(Stored data)
○ ○ ○

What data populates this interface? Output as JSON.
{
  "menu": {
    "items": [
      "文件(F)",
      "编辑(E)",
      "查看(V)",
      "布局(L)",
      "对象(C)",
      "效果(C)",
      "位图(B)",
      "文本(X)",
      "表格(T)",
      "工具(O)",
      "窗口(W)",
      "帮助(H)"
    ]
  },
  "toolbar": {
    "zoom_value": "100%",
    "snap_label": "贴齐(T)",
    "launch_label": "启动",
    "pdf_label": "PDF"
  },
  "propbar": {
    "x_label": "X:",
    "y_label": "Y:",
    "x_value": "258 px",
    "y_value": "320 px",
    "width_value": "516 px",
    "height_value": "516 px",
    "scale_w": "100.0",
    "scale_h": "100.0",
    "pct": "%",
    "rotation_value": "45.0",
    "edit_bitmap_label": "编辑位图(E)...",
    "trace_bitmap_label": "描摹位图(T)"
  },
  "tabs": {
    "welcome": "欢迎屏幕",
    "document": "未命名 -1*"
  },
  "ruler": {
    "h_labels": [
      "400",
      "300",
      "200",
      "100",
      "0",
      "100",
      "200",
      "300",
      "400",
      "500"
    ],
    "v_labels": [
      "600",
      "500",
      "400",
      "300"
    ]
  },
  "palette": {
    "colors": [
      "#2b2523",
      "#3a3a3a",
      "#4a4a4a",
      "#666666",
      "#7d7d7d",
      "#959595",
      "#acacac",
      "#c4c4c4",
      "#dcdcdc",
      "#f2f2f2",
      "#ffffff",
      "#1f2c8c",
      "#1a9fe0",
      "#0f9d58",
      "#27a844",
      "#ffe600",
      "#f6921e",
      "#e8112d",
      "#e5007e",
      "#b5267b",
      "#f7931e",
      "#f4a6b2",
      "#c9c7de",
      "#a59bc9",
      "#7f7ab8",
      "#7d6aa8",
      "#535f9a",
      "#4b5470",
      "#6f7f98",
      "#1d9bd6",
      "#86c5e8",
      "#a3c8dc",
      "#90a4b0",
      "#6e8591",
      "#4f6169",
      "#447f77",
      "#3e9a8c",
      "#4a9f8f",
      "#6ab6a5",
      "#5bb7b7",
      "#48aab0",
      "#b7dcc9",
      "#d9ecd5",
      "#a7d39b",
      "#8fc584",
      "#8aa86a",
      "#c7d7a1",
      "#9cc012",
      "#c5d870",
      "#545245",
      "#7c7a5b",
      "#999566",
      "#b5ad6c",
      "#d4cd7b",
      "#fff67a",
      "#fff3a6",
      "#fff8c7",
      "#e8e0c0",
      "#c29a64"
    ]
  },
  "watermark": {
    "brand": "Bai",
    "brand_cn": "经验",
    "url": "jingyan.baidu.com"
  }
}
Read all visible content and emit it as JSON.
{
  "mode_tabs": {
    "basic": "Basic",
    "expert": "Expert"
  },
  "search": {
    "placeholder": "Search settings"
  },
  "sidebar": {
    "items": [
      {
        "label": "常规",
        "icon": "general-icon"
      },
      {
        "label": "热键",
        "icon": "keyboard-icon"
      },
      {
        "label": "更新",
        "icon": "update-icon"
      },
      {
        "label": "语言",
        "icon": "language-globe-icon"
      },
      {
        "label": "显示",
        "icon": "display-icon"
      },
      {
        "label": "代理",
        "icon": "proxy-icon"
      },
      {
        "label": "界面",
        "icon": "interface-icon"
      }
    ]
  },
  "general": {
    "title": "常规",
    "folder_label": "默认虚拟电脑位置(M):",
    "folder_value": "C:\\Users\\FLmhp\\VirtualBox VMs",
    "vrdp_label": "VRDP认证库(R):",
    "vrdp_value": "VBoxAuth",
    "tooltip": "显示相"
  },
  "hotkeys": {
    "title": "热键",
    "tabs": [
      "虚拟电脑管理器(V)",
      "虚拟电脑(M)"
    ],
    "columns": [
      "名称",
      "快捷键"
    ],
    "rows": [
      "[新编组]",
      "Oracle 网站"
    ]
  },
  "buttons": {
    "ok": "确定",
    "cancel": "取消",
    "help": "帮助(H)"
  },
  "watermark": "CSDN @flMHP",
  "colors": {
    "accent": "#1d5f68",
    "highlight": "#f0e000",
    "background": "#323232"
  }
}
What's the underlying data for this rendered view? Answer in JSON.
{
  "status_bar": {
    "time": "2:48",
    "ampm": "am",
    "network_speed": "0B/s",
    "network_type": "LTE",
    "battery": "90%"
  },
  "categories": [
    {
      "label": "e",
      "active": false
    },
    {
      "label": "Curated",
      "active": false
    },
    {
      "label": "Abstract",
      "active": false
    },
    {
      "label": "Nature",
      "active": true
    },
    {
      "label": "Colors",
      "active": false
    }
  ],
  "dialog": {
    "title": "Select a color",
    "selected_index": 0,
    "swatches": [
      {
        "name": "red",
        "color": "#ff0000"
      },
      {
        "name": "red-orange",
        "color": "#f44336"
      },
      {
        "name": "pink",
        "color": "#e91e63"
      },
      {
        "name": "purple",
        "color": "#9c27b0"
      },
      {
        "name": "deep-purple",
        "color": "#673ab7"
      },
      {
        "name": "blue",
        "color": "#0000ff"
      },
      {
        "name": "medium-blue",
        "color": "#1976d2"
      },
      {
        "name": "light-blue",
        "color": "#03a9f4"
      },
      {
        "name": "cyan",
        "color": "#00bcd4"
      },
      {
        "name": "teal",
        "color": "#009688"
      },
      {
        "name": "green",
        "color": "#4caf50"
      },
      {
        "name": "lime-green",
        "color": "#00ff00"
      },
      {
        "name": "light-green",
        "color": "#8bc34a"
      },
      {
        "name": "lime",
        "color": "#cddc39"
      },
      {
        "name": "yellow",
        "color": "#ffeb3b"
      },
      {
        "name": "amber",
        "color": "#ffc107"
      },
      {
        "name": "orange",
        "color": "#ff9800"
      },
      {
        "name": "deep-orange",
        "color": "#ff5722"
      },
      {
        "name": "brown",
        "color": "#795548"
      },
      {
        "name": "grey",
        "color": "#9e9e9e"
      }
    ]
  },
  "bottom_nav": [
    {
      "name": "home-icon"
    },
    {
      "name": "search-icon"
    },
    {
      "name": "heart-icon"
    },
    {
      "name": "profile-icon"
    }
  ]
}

○ ○ ○

▶ **TASK PROMPT**: All the data must be duplicated exactly, with nothing added or removed.

▶ **SOLUTION FOR THIS PROBLEM**:
What data populates this interface? Output as JSON.
{
  "menu": {
    "items": [
      "文件(F)",
      "编辑(E)",
      "查看(V)",
      "布局(L)",
      "对象(C)",
      "效果(C)",
      "位图(B)",
      "文本(X)",
      "表格(T)",
      "工具(O)",
      "窗口(W)",
      "帮助(H)"
    ]
  },
  "toolbar": {
    "zoom_value": "100%",
    "snap_label": "贴齐(T)",
    "launch_label": "启动",
    "pdf_label": "PDF"
  },
  "propbar": {
    "x_label": "X:",
    "y_label": "Y:",
    "x_value": "258 px",
    "y_value": "320 px",
    "width_value": "516 px",
    "height_value": "516 px",
    "scale_w": "100.0",
    "scale_h": "100.0",
    "pct": "%",
    "rotation_value": "45.0",
    "edit_bitmap_label": "编辑位图(E)...",
    "trace_bitmap_label": "描摹位图(T)"
  },
  "tabs": {
    "welcome": "欢迎屏幕",
    "document": "未命名 -1*"
  },
  "ruler": {
    "h_labels": [
      "400",
      "300",
      "200",
      "100",
      "0",
      "100",
      "200",
      "300",
      "400",
      "500"
    ],
    "v_labels": [
      "600",
      "500",
      "400",
      "300"
    ]
  },
  "palette": {
    "colors": [
      "#2b2523",
      "#3a3a3a",
      "#4a4a4a",
      "#666666",
      "#7d7d7d",
      "#959595",
      "#acacac",
      "#c4c4c4",
      "#dcdcdc",
      "#f2f2f2",
      "#ffffff",
      "#1f2c8c",
      "#1a9fe0",
      "#0f9d58",
      "#27a844",
      "#ffe600",
      "#f6921e",
      "#e8112d",
      "#e5007e",
      "#b5267b",
      "#f7931e",
      "#f4a6b2",
      "#c9c7de",
      "#a59bc9",
      "#7f7ab8",
      "#7d6aa8",
      "#535f9a",
      "#4b5470",
      "#6f7f98",
      "#1d9bd6",
      "#86c5e8",
      "#a3c8dc",
      "#90a4b0",
      "#6e8591",
      "#4f6169",
      "#447f77",
      "#3e9a8c",
      "#4a9f8f",
      "#6ab6a5",
      "#5bb7b7",
      "#48aab0",
      "#b7dcc9",
      "#d9ecd5",
      "#a7d39b",
      "#8fc584",
      "#8aa86a",
      "#c7d7a1",
      "#9cc012",
      "#c5d870",
      "#545245",
      "#7c7a5b",
      "#999566",
      "#b5ad6c",
      "#d4cd7b",
      "#fff67a",
      "#fff3a6",
      "#fff8c7",
      "#e8e0c0",
      "#c29a64"
    ]
  },
  "watermark": {
    "brand": "Bai",
    "brand_cn": "经验",
    "url": "jingyan.baidu.com"
  }
}
Read all visible content and emit it as JSON.
{
  "mode_tabs": {
    "basic": "Basic",
    "expert": "Expert"
  },
  "search": {
    "placeholder": "Search settings"
  },
  "sidebar": {
    "items": [
      {
        "label": "常规",
        "icon": "general-icon"
      },
      {
        "label": "热键",
        "icon": "keyboard-icon"
      },
      {
        "label": "更新",
        "icon": "update-icon"
      },
      {
        "label": "语言",
        "icon": "language-globe-icon"
      },
      {
        "label": "显示",
        "icon": "display-icon"
      },
      {
        "label": "代理",
        "icon": "proxy-icon"
      },
      {
        "label": "界面",
        "icon": "interface-icon"
      }
    ]
  },
  "general": {
    "title": "常规",
    "folder_label": "默认虚拟电脑位置(M):",
    "folder_value": "C:\\Users\\FLmhp\\VirtualBox VMs",
    "vrdp_label": "VRDP认证库(R):",
    "vrdp_value": "VBoxAuth",
    "tooltip": "显示相"
  },
  "hotkeys": {
    "title": "热键",
    "tabs": [
      "虚拟电脑管理器(V)",
      "虚拟电脑(M)"
    ],
    "columns": [
      "名称",
      "快捷键"
    ],
    "rows": [
      "[新编组]",
      "Oracle 网站"
    ]
  },
  "buttons": {
    "ok": "确定",
    "cancel": "取消",
    "help": "帮助(H)"
  },
  "watermark": "CSDN @flMHP",
  "colors": {
    "accent": "#1d5f68",
    "highlight": "#f0e000",
    "background": "#323232"
  }
}
What's the underlying data for this rendered view? Answer in JSON.
{
  "status_bar": {
    "time": "2:48",
    "ampm": "am",
    "network_speed": "0B/s",
    "network_type": "LTE",
    "battery": "90%"
  },
  "categories": [
    {
      "label": "e",
      "active": false
    },
    {
      "label": "Curated",
      "active": false
    },
    {
      "label": "Abstract",
      "active": false
    },
    {
      "label": "Nature",
      "active": true
    },
    {
      "label": "Colors",
      "active": false
    }
  ],
  "dialog": {
    "title": "Select a color",
    "selected_index": 0,
    "swatches": [
      {
        "name": "red",
        "color": "#ff0000"
      },
      {
        "name": "red-orange",
        "color": "#f44336"
      },
      {
        "name": "pink",
        "color": "#e91e63"
      },
      {
        "name": "purple",
        "color": "#9c27b0"
      },
      {
        "name": "deep-purple",
        "color": "#673ab7"
      },
      {
        "name": "blue",
        "color": "#0000ff"
      },
      {
        "name": "medium-blue",
        "color": "#1976d2"
      },
      {
        "name": "light-blue",
        "color": "#03a9f4"
      },
      {
        "name": "cyan",
        "color": "#00bcd4"
      },
      {
        "name": "teal",
        "color": "#009688"
      },
      {
        "name": "green",
        "color": "#4caf50"
      },
      {
        "name": "lime-green",
        "color": "#00ff00"
      },
      {
        "name": "light-green",
        "color": "#8bc34a"
      },
      {
        "name": "lime",
        "color": "#cddc39"
      },
      {
        "name": "yellow",
        "color": "#ffeb3b"
      },
      {
        "name": "amber",
        "color": "#ffc107"
      },
      {
        "name": "orange",
        "color": "#ff9800"
      },
      {
        "name": "deep-orange",
        "color": "#ff5722"
      },
      {
        "name": "brown",
        "color": "#795548"
      },
      {
        "name": "grey",
        "color": "#9e9e9e"
      }
    ]
  },
  "bottom_nav": [
    {
      "name": "home-icon"
    },
    {
      "name": "search-icon"
    },
    {
      "name": "heart-icon"
    },
    {
      "name": "profile-icon"
    }
  ]
}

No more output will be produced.